# Start of EXTRACTED DATA

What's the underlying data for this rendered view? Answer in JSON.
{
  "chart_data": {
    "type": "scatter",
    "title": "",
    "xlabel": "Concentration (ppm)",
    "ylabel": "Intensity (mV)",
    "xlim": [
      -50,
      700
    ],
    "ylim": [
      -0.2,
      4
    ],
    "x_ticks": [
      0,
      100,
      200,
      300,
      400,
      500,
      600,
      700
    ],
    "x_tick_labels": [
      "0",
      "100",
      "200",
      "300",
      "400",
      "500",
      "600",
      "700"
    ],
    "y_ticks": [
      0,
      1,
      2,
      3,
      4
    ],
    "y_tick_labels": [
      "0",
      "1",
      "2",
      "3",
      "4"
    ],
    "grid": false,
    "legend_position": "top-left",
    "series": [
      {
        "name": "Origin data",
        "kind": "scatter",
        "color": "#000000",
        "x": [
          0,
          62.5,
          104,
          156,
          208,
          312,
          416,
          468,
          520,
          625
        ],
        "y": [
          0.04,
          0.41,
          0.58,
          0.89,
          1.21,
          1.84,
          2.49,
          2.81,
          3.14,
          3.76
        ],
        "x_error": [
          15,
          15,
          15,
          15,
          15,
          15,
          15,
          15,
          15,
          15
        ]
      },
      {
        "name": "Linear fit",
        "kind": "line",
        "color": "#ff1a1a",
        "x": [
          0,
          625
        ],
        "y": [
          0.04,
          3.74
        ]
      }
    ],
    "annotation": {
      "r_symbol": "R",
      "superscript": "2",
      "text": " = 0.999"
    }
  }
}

# End of EXTRACTED DATA

> [REQUEST]: Extract the data in full. Keep it word for word.

> [EXERCISE ANSWER]:
What's the underlying data for this rendered view? Answer in JSON.
{
  "chart_data": {
    "type": "scatter",
    "title": "",
    "xlabel": "Concentration (ppm)",
    "ylabel": "Intensity (mV)",
    "xlim": [
      -50,
      700
    ],
    "ylim": [
      -0.2,
      4
    ],
    "x_ticks": [
      0,
      100,
      200,
      300,
      400,
      500,
      600,
      700
    ],
    "x_tick_labels": [
      "0",
      "100",
      "200",
      "300",
      "400",
      "500",
      "600",
      "700"
    ],
    "y_ticks": [
      0,
      1,
      2,
      3,
      4
    ],
    "y_tick_labels": [
      "0",
      "1",
      "2",
      "3",
      "4"
    ],
    "grid": false,
    "legend_position": "top-left",
    "series": [
      {
        "name": "Origin data",
        "kind": "scatter",
        "color": "#000000",
        "x": [
          0,
          62.5,
          104,
          156,
          208,
          312,
          416,
          468,
          520,
          625
        ],
        "y": [
          0.04,
          0.41,
          0.58,
          0.89,
          1.21,
          1.84,
          2.49,
          2.81,
          3.14,
          3.76
        ],
        "x_error": [
          15,
          15,
          15,
          15,
          15,
          15,
          15,
          15,
          15,
          15
        ]
      },
      {
        "name": "Linear fit",
        "kind": "line",
        "color": "#ff1a1a",
        "x": [
          0,
          625
        ],
        "y": [
          0.04,
          3.74
        ]
      }
    ],
    "annotation": {
      "r_symbol": "R",
      "superscript": "2",
      "text": " = 0.999"
    }
  }
}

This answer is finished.